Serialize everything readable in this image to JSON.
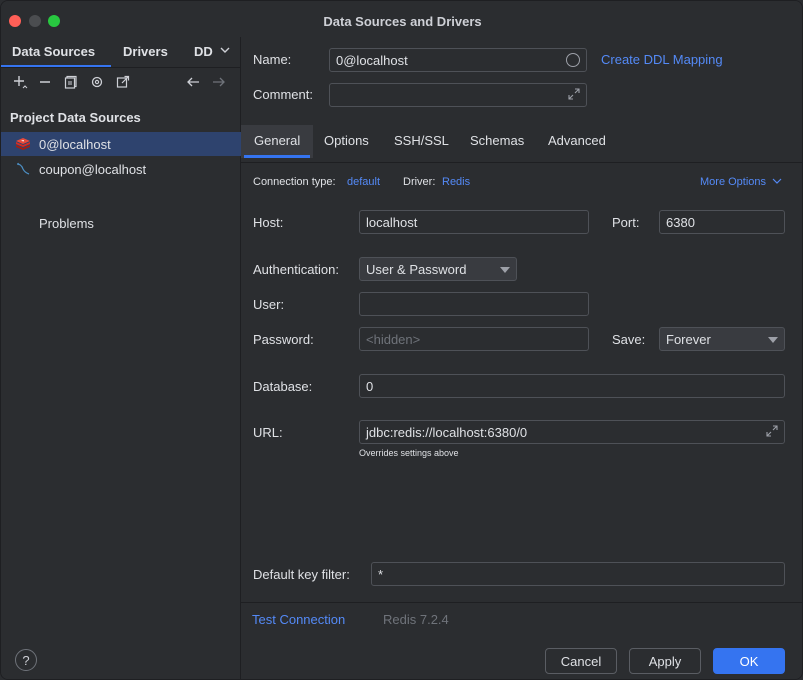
{
  "window": {
    "title": "Data Sources and Drivers"
  },
  "sidebar": {
    "tabs": [
      {
        "label": "Data Sources"
      },
      {
        "label": "Drivers"
      },
      {
        "label": "DD"
      }
    ],
    "section_title": "Project Data Sources",
    "items": [
      {
        "label": "0@localhost",
        "icon": "redis-icon",
        "selected": true
      },
      {
        "label": "coupon@localhost",
        "icon": "mysql-dolphin-icon",
        "selected": false
      }
    ],
    "problems_label": "Problems"
  },
  "form": {
    "name_label": "Name:",
    "name_value": "0@localhost",
    "create_ddl_link": "Create DDL Mapping",
    "comment_label": "Comment:",
    "comment_value": "",
    "tabs": [
      "General",
      "Options",
      "SSH/SSL",
      "Schemas",
      "Advanced"
    ],
    "connection_type_label": "Connection type:",
    "connection_type_value": "default",
    "driver_label": "Driver:",
    "driver_value": "Redis",
    "more_options_label": "More Options",
    "host_label": "Host:",
    "host_value": "localhost",
    "port_label": "Port:",
    "port_value": "6380",
    "auth_label": "Authentication:",
    "auth_value": "User & Password",
    "user_label": "User:",
    "user_value": "",
    "password_label": "Password:",
    "password_placeholder": "<hidden>",
    "save_label": "Save:",
    "save_value": "Forever",
    "database_label": "Database:",
    "database_value": "0",
    "url_label": "URL:",
    "url_value": "jdbc:redis://localhost:6380/0",
    "url_hint": "Overrides settings above",
    "default_key_filter_label": "Default key filter:",
    "default_key_filter_value": "*"
  },
  "footer": {
    "test_connection": "Test Connection",
    "server_version": "Redis 7.2.4",
    "help": "?",
    "cancel": "Cancel",
    "apply": "Apply",
    "ok": "OK"
  },
  "colors": {
    "accent": "#3574f0",
    "link": "#548af7",
    "selection": "#2e436e",
    "redis": "#d82c20"
  }
}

(What to produce): Above are records with pictures; repeat the records exactly and leave the pictures out.

(Reply):
Serialize everything readable in this image to JSON.
{
  "window": {
    "title": "Data Sources and Drivers"
  },
  "sidebar": {
    "tabs": [
      {
        "label": "Data Sources"
      },
      {
        "label": "Drivers"
      },
      {
        "label": "DD"
      }
    ],
    "section_title": "Project Data Sources",
    "items": [
      {
        "label": "0@localhost",
        "icon": "redis-icon",
        "selected": true
      },
      {
        "label": "coupon@localhost",
        "icon": "mysql-dolphin-icon",
        "selected": false
      }
    ],
    "problems_label": "Problems"
  },
  "form": {
    "name_label": "Name:",
    "name_value": "0@localhost",
    "create_ddl_link": "Create DDL Mapping",
    "comment_label": "Comment:",
    "comment_value": "",
    "tabs": [
      "General",
      "Options",
      "SSH/SSL",
      "Schemas",
      "Advanced"
    ],
    "connection_type_label": "Connection type:",
    "connection_type_value": "default",
    "driver_label": "Driver:",
    "driver_value": "Redis",
    "more_options_label": "More Options",
    "host_label": "Host:",
    "host_value": "localhost",
    "port_label": "Port:",
    "port_value": "6380",
    "auth_label": "Authentication:",
    "auth_value": "User & Password",
    "user_label": "User:",
    "user_value": "",
    "password_label": "Password:",
    "password_placeholder": "<hidden>",
    "save_label": "Save:",
    "save_value": "Forever",
    "database_label": "Database:",
    "database_value": "0",
    "url_label": "URL:",
    "url_value": "jdbc:redis://localhost:6380/0",
    "url_hint": "Overrides settings above",
    "default_key_filter_label": "Default key filter:",
    "default_key_filter_value": "*"
  },
  "footer": {
    "test_connection": "Test Connection",
    "server_version": "Redis 7.2.4",
    "help": "?",
    "cancel": "Cancel",
    "apply": "Apply",
    "ok": "OK"
  },
  "colors": {
    "accent": "#3574f0",
    "link": "#548af7",
    "selection": "#2e436e",
    "redis": "#d82c20"
  }
}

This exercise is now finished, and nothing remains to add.